Written task =>
Find how many lines in the material contain "Current"; your answer should be that number alone.

====

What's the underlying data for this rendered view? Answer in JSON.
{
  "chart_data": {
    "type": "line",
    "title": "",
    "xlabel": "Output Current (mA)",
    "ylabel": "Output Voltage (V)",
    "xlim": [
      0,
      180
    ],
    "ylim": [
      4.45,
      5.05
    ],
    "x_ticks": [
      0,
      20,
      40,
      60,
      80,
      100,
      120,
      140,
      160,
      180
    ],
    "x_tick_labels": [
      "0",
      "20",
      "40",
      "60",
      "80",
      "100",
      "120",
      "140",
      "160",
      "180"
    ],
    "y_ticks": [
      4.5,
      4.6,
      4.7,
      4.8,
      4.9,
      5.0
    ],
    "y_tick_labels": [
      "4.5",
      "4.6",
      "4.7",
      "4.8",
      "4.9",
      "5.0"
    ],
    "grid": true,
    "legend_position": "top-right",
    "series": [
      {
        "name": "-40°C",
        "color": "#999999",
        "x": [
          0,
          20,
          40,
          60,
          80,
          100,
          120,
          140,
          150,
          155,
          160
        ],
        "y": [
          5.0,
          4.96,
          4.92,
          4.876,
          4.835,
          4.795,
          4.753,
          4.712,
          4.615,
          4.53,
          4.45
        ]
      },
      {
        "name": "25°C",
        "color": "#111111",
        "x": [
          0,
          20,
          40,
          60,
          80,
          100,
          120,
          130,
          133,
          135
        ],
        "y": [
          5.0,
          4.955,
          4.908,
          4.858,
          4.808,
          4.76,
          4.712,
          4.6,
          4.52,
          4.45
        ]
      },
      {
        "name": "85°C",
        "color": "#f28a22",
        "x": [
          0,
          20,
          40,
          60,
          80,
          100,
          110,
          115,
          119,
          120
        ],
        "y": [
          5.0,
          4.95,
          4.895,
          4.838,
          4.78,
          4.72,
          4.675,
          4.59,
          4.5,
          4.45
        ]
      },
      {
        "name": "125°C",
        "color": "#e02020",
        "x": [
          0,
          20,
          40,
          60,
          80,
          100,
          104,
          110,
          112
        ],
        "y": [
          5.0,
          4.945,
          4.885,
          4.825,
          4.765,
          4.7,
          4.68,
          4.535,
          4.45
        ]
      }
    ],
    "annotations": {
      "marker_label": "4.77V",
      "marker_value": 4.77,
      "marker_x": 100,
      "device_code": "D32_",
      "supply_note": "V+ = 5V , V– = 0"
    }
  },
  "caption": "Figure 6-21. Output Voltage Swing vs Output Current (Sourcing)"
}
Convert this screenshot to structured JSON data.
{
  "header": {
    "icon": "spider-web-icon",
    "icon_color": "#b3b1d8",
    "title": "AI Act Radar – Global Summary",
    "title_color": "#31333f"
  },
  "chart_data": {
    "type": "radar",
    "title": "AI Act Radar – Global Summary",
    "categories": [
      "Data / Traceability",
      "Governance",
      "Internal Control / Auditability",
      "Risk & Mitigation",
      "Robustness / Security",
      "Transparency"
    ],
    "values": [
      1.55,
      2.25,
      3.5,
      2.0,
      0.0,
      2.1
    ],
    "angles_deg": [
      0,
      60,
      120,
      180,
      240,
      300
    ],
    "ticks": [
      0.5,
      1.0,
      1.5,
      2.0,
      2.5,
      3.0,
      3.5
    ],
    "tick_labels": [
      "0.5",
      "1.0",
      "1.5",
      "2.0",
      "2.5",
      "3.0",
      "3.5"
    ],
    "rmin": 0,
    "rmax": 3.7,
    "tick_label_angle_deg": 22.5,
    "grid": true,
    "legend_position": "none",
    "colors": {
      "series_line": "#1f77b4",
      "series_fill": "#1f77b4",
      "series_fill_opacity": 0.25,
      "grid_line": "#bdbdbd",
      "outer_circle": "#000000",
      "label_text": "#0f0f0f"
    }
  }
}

====

Solution to the exercise =>
2